EXTRACTED RECORDS:

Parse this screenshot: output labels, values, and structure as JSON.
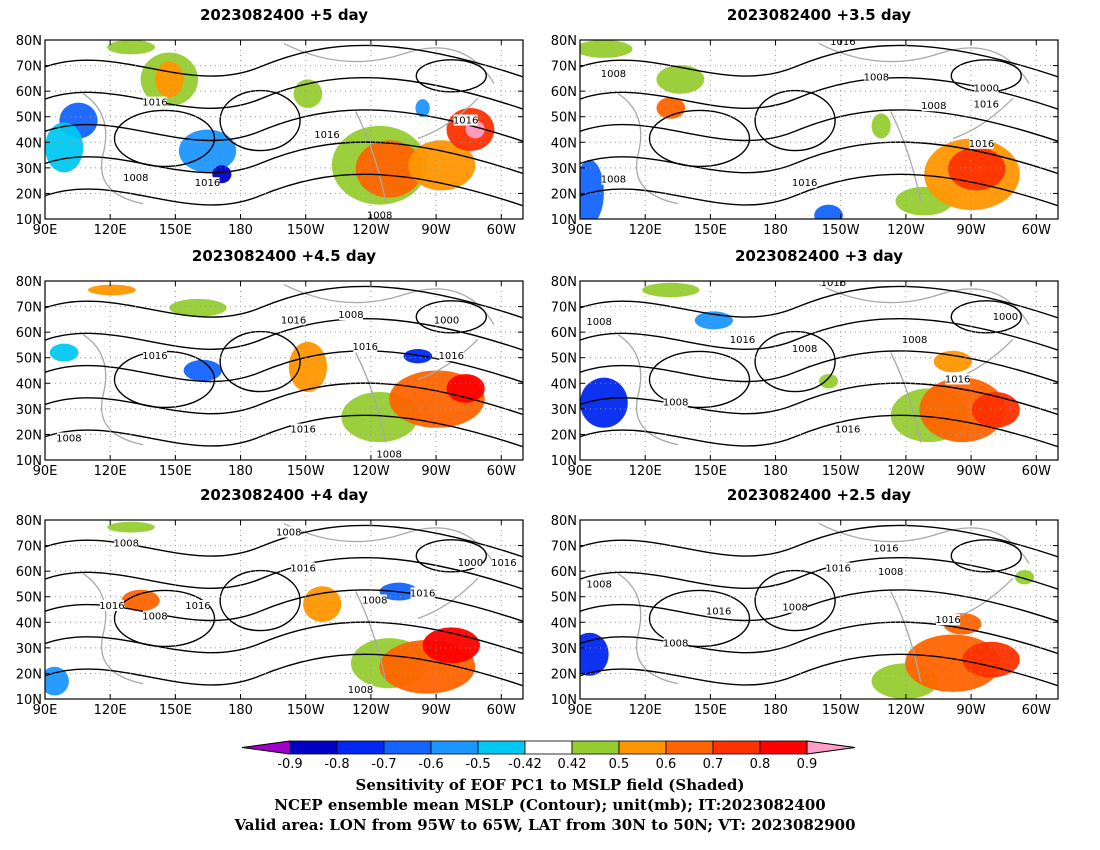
{
  "panels": [
    {
      "title": "2023082400  +5 day",
      "contour_labels": [
        "1016",
        "1016",
        "1008",
        "1016",
        "1016",
        "1008"
      ]
    },
    {
      "title": "2023082400  +3.5 day",
      "contour_labels": [
        "1016",
        "1008",
        "1008",
        "1000",
        "1008",
        "1016",
        "1016",
        "1008",
        "1016"
      ]
    },
    {
      "title": "2023082400  +4.5 day",
      "contour_labels": [
        "1016",
        "1008",
        "1016",
        "1000",
        "1016",
        "1016",
        "1008",
        "1016",
        "1008"
      ]
    },
    {
      "title": "2023082400  +3 day",
      "contour_labels": [
        "1016",
        "1008",
        "1016",
        "1008",
        "1000",
        "1008",
        "1016",
        "1008",
        "1016"
      ]
    },
    {
      "title": "2023082400  +4 day",
      "contour_labels": [
        "1008",
        "1008",
        "1016",
        "1000",
        "1016",
        "1016",
        "1016",
        "1008",
        "1008",
        "1016",
        "1008"
      ]
    },
    {
      "title": "2023082400  +2.5 day",
      "contour_labels": [
        "1016",
        "1008",
        "1016",
        "1008",
        "1008",
        "1016",
        "1008",
        "1016"
      ]
    }
  ],
  "axes": {
    "lat_labels": [
      "80N",
      "70N",
      "60N",
      "50N",
      "40N",
      "30N",
      "20N",
      "10N"
    ],
    "lon_labels": [
      "90E",
      "120E",
      "150E",
      "180",
      "150W",
      "120W",
      "90W",
      "60W"
    ],
    "lat_range": [
      10,
      80
    ],
    "lon_range_deg_east": [
      90,
      310
    ]
  },
  "colorbar": {
    "labels": [
      "-0.9",
      "-0.8",
      "-0.7",
      "-0.6",
      "-0.5",
      "-0.42",
      "0.42",
      "0.5",
      "0.6",
      "0.7",
      "0.8",
      "0.9"
    ],
    "colors": [
      "#a000c8",
      "#0000c8",
      "#0028f0",
      "#1464ff",
      "#1e96ff",
      "#00c8f0",
      "#ffffff",
      "#96cd32",
      "#ff9600",
      "#ff6400",
      "#ff3200",
      "#ff0000",
      "#ff9ec8"
    ]
  },
  "footer": {
    "line1": "Sensitivity of EOF PC1 to MSLP field (Shaded)",
    "line2": "NCEP ensemble mean MSLP (Contour); unit(mb); IT:2023082400",
    "line3": "Valid area: LON from 95W to 65W, LAT from 30N to 50N; VT: 2023082900"
  }
}
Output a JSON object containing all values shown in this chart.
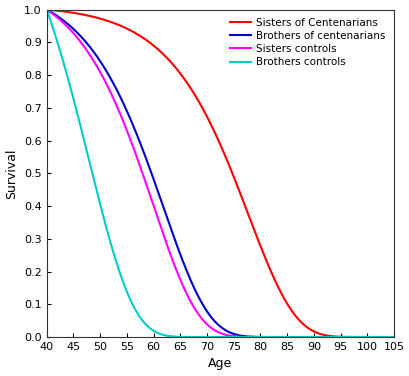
{
  "title": "",
  "xlabel": "Age",
  "ylabel": "Survival",
  "xlim": [
    40,
    105
  ],
  "ylim": [
    0.0,
    1.0
  ],
  "xticks": [
    40,
    45,
    50,
    55,
    60,
    65,
    70,
    75,
    80,
    85,
    90,
    95,
    100,
    105
  ],
  "yticks": [
    0.0,
    0.1,
    0.2,
    0.3,
    0.4,
    0.5,
    0.6,
    0.7,
    0.8,
    0.9,
    1.0
  ],
  "legend": [
    {
      "label": "Sisters of Centenarians",
      "color": "#ff0000"
    },
    {
      "label": "Brothers of centenarians",
      "color": "#0000cc"
    },
    {
      "label": "Sisters controls",
      "color": "#ff00ff"
    },
    {
      "label": "Brothers controls",
      "color": "#00cccc"
    }
  ],
  "curves": {
    "sisters_centenarians": {
      "b": 1.5e-05,
      "c": 0.115,
      "color": "#ff0000",
      "lw": 1.5
    },
    "brothers_centenarians": {
      "b": 8e-05,
      "c": 0.118,
      "color": "#0000cc",
      "lw": 1.5
    },
    "sisters_controls": {
      "b": 9e-05,
      "c": 0.12,
      "color": "#ff00ff",
      "lw": 1.5
    },
    "brothers_controls": {
      "b": 0.00035,
      "c": 0.122,
      "color": "#00cccc",
      "lw": 1.5
    }
  },
  "background_color": "#ffffff",
  "figsize": [
    4.1,
    3.76
  ],
  "dpi": 100
}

EXERCISE OBJECTIVE:
Every record gets retyped exactly; no picture goes into the copy.

WORKED SOLUTION:
Parse this screenshot: output labels, values, and structure as JSON.
{
  "panels": [
    {
      "title": "2023082400  +5 day",
      "contour_labels": [
        "1016",
        "1016",
        "1008",
        "1016",
        "1016",
        "1008"
      ]
    },
    {
      "title": "2023082400  +3.5 day",
      "contour_labels": [
        "1016",
        "1008",
        "1008",
        "1000",
        "1008",
        "1016",
        "1016",
        "1008",
        "1016"
      ]
    },
    {
      "title": "2023082400  +4.5 day",
      "contour_labels": [
        "1016",
        "1008",
        "1016",
        "1000",
        "1016",
        "1016",
        "1008",
        "1016",
        "1008"
      ]
    },
    {
      "title": "2023082400  +3 day",
      "contour_labels": [
        "1016",
        "1008",
        "1016",
        "1008",
        "1000",
        "1008",
        "1016",
        "1008",
        "1016"
      ]
    },
    {
      "title": "2023082400  +4 day",
      "contour_labels": [
        "1008",
        "1008",
        "1016",
        "1000",
        "1016",
        "1016",
        "1016",
        "1008",
        "1008",
        "1016",
        "1008"
      ]
    },
    {
      "title": "2023082400  +2.5 day",
      "contour_labels": [
        "1016",
        "1008",
        "1016",
        "1008",
        "1008",
        "1016",
        "1008",
        "1016"
      ]
    }
  ],
  "axes": {
    "lat_labels": [
      "80N",
      "70N",
      "60N",
      "50N",
      "40N",
      "30N",
      "20N",
      "10N"
    ],
    "lon_labels": [
      "90E",
      "120E",
      "150E",
      "180",
      "150W",
      "120W",
      "90W",
      "60W"
    ],
    "lat_range": [
      10,
      80
    ],
    "lon_range_deg_east": [
      90,
      310
    ]
  },
  "colorbar": {
    "labels": [
      "-0.9",
      "-0.8",
      "-0.7",
      "-0.6",
      "-0.5",
      "-0.42",
      "0.42",
      "0.5",
      "0.6",
      "0.7",
      "0.8",
      "0.9"
    ],
    "colors": [
      "#a000c8",
      "#0000c8",
      "#0028f0",
      "#1464ff",
      "#1e96ff",
      "#00c8f0",
      "#ffffff",
      "#96cd32",
      "#ff9600",
      "#ff6400",
      "#ff3200",
      "#ff0000",
      "#ff9ec8"
    ]
  },
  "footer": {
    "line1": "Sensitivity of EOF PC1 to MSLP field (Shaded)",
    "line2": "NCEP ensemble mean MSLP (Contour); unit(mb); IT:2023082400",
    "line3": "Valid area: LON from 95W to 65W, LAT from 30N to 50N; VT: 2023082900"
  }
}
Output a JSON object containing all values shown in this chart.
{
  "title": "",
  "xlabel": "Age",
  "ylabel": "Survival",
  "xlim": [
    40,
    105
  ],
  "ylim": [
    0.0,
    1.0
  ],
  "xticks": [
    40,
    45,
    50,
    55,
    60,
    65,
    70,
    75,
    80,
    85,
    90,
    95,
    100,
    105
  ],
  "yticks": [
    0.0,
    0.1,
    0.2,
    0.3,
    0.4,
    0.5,
    0.6,
    0.7,
    0.8,
    0.9,
    1.0
  ],
  "legend": [
    {
      "label": "Sisters of Centenarians",
      "color": "#ff0000"
    },
    {
      "label": "Brothers of centenarians",
      "color": "#0000cc"
    },
    {
      "label": "Sisters controls",
      "color": "#ff00ff"
    },
    {
      "label": "Brothers controls",
      "color": "#00cccc"
    }
  ],
  "curves": {
    "sisters_centenarians": {
      "b": 1.5e-05,
      "c": 0.115,
      "color": "#ff0000",
      "lw": 1.5
    },
    "brothers_centenarians": {
      "b": 8e-05,
      "c": 0.118,
      "color": "#0000cc",
      "lw": 1.5
    },
    "sisters_controls": {
      "b": 9e-05,
      "c": 0.12,
      "color": "#ff00ff",
      "lw": 1.5
    },
    "brothers_controls": {
      "b": 0.00035,
      "c": 0.122,
      "color": "#00cccc",
      "lw": 1.5
    }
  },
  "background_color": "#ffffff",
  "figsize": [
    4.1,
    3.76
  ],
  "dpi": 100
}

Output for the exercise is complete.